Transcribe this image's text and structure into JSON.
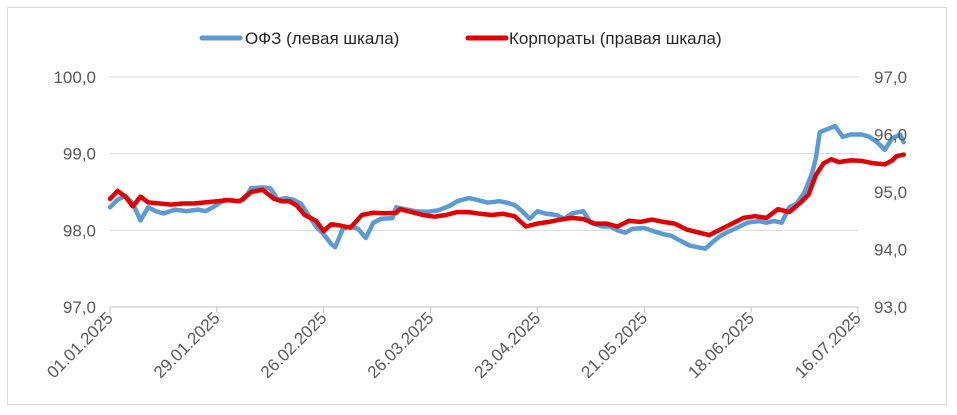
{
  "chart_data": {
    "type": "line",
    "legend_position": "top-center",
    "grid": "horizontal",
    "x_ticks": [
      "01.01.2025",
      "29.01.2025",
      "26.02.2025",
      "26.03.2025",
      "23.04.2025",
      "21.05.2025",
      "18.06.2025",
      "16.07.2025"
    ],
    "y_left": {
      "ticks": [
        "97,0",
        "98,0",
        "99,0",
        "100,0"
      ],
      "min": 97.0,
      "max": 100.0
    },
    "y_right": {
      "ticks": [
        "93,0",
        "94,0",
        "95,0",
        "96,0",
        "97,0"
      ],
      "min": 93.0,
      "max": 97.0
    },
    "series": [
      {
        "name": "ОФЗ (левая шкала)",
        "axis": "left",
        "color": "#5b9bd5",
        "points": [
          [
            "2025-01-01",
            98.3
          ],
          [
            "2025-01-03",
            98.4
          ],
          [
            "2025-01-05",
            98.45
          ],
          [
            "2025-01-07",
            98.35
          ],
          [
            "2025-01-09",
            98.13
          ],
          [
            "2025-01-11",
            98.3
          ],
          [
            "2025-01-13",
            98.25
          ],
          [
            "2025-01-15",
            98.22
          ],
          [
            "2025-01-18",
            98.27
          ],
          [
            "2025-01-21",
            98.25
          ],
          [
            "2025-01-24",
            98.27
          ],
          [
            "2025-01-26",
            98.25
          ],
          [
            "2025-01-28",
            98.3
          ],
          [
            "2025-01-31",
            98.4
          ],
          [
            "2025-02-03",
            98.38
          ],
          [
            "2025-02-05",
            98.4
          ],
          [
            "2025-02-07",
            98.55
          ],
          [
            "2025-02-10",
            98.56
          ],
          [
            "2025-02-12",
            98.55
          ],
          [
            "2025-02-14",
            98.4
          ],
          [
            "2025-02-16",
            98.42
          ],
          [
            "2025-02-18",
            98.4
          ],
          [
            "2025-02-20",
            98.35
          ],
          [
            "2025-02-22",
            98.2
          ],
          [
            "2025-02-24",
            98.05
          ],
          [
            "2025-02-26",
            97.95
          ],
          [
            "2025-02-28",
            97.82
          ],
          [
            "2025-03-01",
            97.78
          ],
          [
            "2025-03-03",
            98.02
          ],
          [
            "2025-03-05",
            98.05
          ],
          [
            "2025-03-07",
            98.02
          ],
          [
            "2025-03-09",
            97.9
          ],
          [
            "2025-03-11",
            98.1
          ],
          [
            "2025-03-13",
            98.15
          ],
          [
            "2025-03-16",
            98.16
          ],
          [
            "2025-03-17",
            98.3
          ],
          [
            "2025-03-19",
            98.28
          ],
          [
            "2025-03-22",
            98.25
          ],
          [
            "2025-03-25",
            98.24
          ],
          [
            "2025-03-28",
            98.26
          ],
          [
            "2025-03-31",
            98.32
          ],
          [
            "2025-04-02",
            98.38
          ],
          [
            "2025-04-05",
            98.42
          ],
          [
            "2025-04-07",
            98.4
          ],
          [
            "2025-04-10",
            98.36
          ],
          [
            "2025-04-13",
            98.38
          ],
          [
            "2025-04-15",
            98.36
          ],
          [
            "2025-04-17",
            98.33
          ],
          [
            "2025-04-19",
            98.25
          ],
          [
            "2025-04-21",
            98.15
          ],
          [
            "2025-04-23",
            98.25
          ],
          [
            "2025-04-25",
            98.22
          ],
          [
            "2025-04-28",
            98.2
          ],
          [
            "2025-04-30",
            98.15
          ],
          [
            "2025-05-02",
            98.22
          ],
          [
            "2025-05-05",
            98.25
          ],
          [
            "2025-05-07",
            98.1
          ],
          [
            "2025-05-10",
            98.05
          ],
          [
            "2025-05-12",
            98.05
          ],
          [
            "2025-05-14",
            98.0
          ],
          [
            "2025-05-16",
            97.97
          ],
          [
            "2025-05-18",
            98.02
          ],
          [
            "2025-05-21",
            98.03
          ],
          [
            "2025-05-24",
            97.98
          ],
          [
            "2025-05-26",
            97.95
          ],
          [
            "2025-05-28",
            97.93
          ],
          [
            "2025-05-31",
            97.85
          ],
          [
            "2025-06-02",
            97.8
          ],
          [
            "2025-06-04",
            97.78
          ],
          [
            "2025-06-06",
            97.76
          ],
          [
            "2025-06-08",
            97.85
          ],
          [
            "2025-06-10",
            97.93
          ],
          [
            "2025-06-12",
            97.98
          ],
          [
            "2025-06-15",
            98.05
          ],
          [
            "2025-06-17",
            98.1
          ],
          [
            "2025-06-20",
            98.12
          ],
          [
            "2025-06-22",
            98.1
          ],
          [
            "2025-06-24",
            98.12
          ],
          [
            "2025-06-26",
            98.1
          ],
          [
            "2025-06-28",
            98.3
          ],
          [
            "2025-06-30",
            98.35
          ],
          [
            "2025-07-02",
            98.5
          ],
          [
            "2025-07-04",
            98.75
          ],
          [
            "2025-07-05",
            98.95
          ],
          [
            "2025-07-06",
            99.28
          ],
          [
            "2025-07-08",
            99.32
          ],
          [
            "2025-07-10",
            99.36
          ],
          [
            "2025-07-12",
            99.22
          ],
          [
            "2025-07-14",
            99.25
          ],
          [
            "2025-07-17",
            99.25
          ],
          [
            "2025-07-19",
            99.22
          ],
          [
            "2025-07-21",
            99.15
          ],
          [
            "2025-07-23",
            99.05
          ],
          [
            "2025-07-25",
            99.2
          ],
          [
            "2025-07-27",
            99.25
          ],
          [
            "2025-07-28",
            99.15
          ]
        ]
      },
      {
        "name": "Корпораты (правая шкала)",
        "axis": "right",
        "color": "#e00000",
        "points": [
          [
            "2025-01-01",
            94.88
          ],
          [
            "2025-01-03",
            95.02
          ],
          [
            "2025-01-05",
            94.92
          ],
          [
            "2025-01-07",
            94.75
          ],
          [
            "2025-01-09",
            94.92
          ],
          [
            "2025-01-11",
            94.82
          ],
          [
            "2025-01-14",
            94.8
          ],
          [
            "2025-01-17",
            94.78
          ],
          [
            "2025-01-20",
            94.8
          ],
          [
            "2025-01-23",
            94.8
          ],
          [
            "2025-01-26",
            94.82
          ],
          [
            "2025-01-29",
            94.84
          ],
          [
            "2025-02-01",
            94.86
          ],
          [
            "2025-02-04",
            94.84
          ],
          [
            "2025-02-07",
            95.0
          ],
          [
            "2025-02-10",
            95.04
          ],
          [
            "2025-02-13",
            94.88
          ],
          [
            "2025-02-15",
            94.84
          ],
          [
            "2025-02-17",
            94.84
          ],
          [
            "2025-02-19",
            94.76
          ],
          [
            "2025-02-21",
            94.6
          ],
          [
            "2025-02-24",
            94.5
          ],
          [
            "2025-02-26",
            94.32
          ],
          [
            "2025-02-28",
            94.44
          ],
          [
            "2025-03-02",
            94.42
          ],
          [
            "2025-03-05",
            94.38
          ],
          [
            "2025-03-08",
            94.6
          ],
          [
            "2025-03-11",
            94.64
          ],
          [
            "2025-03-14",
            94.63
          ],
          [
            "2025-03-17",
            94.64
          ],
          [
            "2025-03-18",
            94.7
          ],
          [
            "2025-03-21",
            94.65
          ],
          [
            "2025-03-24",
            94.6
          ],
          [
            "2025-03-27",
            94.57
          ],
          [
            "2025-03-30",
            94.6
          ],
          [
            "2025-04-02",
            94.65
          ],
          [
            "2025-04-05",
            94.65
          ],
          [
            "2025-04-08",
            94.62
          ],
          [
            "2025-04-11",
            94.6
          ],
          [
            "2025-04-14",
            94.62
          ],
          [
            "2025-04-17",
            94.58
          ],
          [
            "2025-04-20",
            94.4
          ],
          [
            "2025-04-23",
            94.45
          ],
          [
            "2025-04-26",
            94.48
          ],
          [
            "2025-04-29",
            94.52
          ],
          [
            "2025-05-02",
            94.55
          ],
          [
            "2025-05-05",
            94.53
          ],
          [
            "2025-05-08",
            94.45
          ],
          [
            "2025-05-11",
            94.45
          ],
          [
            "2025-05-14",
            94.4
          ],
          [
            "2025-05-17",
            94.5
          ],
          [
            "2025-05-20",
            94.48
          ],
          [
            "2025-05-23",
            94.52
          ],
          [
            "2025-05-26",
            94.48
          ],
          [
            "2025-05-29",
            94.45
          ],
          [
            "2025-06-01",
            94.35
          ],
          [
            "2025-06-04",
            94.3
          ],
          [
            "2025-06-07",
            94.25
          ],
          [
            "2025-06-10",
            94.35
          ],
          [
            "2025-06-13",
            94.45
          ],
          [
            "2025-06-16",
            94.55
          ],
          [
            "2025-06-19",
            94.58
          ],
          [
            "2025-06-22",
            94.55
          ],
          [
            "2025-06-25",
            94.7
          ],
          [
            "2025-06-28",
            94.65
          ],
          [
            "2025-07-01",
            94.82
          ],
          [
            "2025-07-03",
            94.95
          ],
          [
            "2025-07-05",
            95.3
          ],
          [
            "2025-07-07",
            95.5
          ],
          [
            "2025-07-09",
            95.57
          ],
          [
            "2025-07-11",
            95.52
          ],
          [
            "2025-07-14",
            95.55
          ],
          [
            "2025-07-17",
            95.54
          ],
          [
            "2025-07-20",
            95.5
          ],
          [
            "2025-07-23",
            95.48
          ],
          [
            "2025-07-25",
            95.55
          ],
          [
            "2025-07-26",
            95.62
          ],
          [
            "2025-07-28",
            95.65
          ]
        ]
      }
    ]
  }
}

#### [Problem statement]
In the listing above, find the lines holding the word "name" and copy them.

#### [Expected output]
        "name": "ОФЗ (левая шкала)",
        "name": "Корпораты (правая шкала)",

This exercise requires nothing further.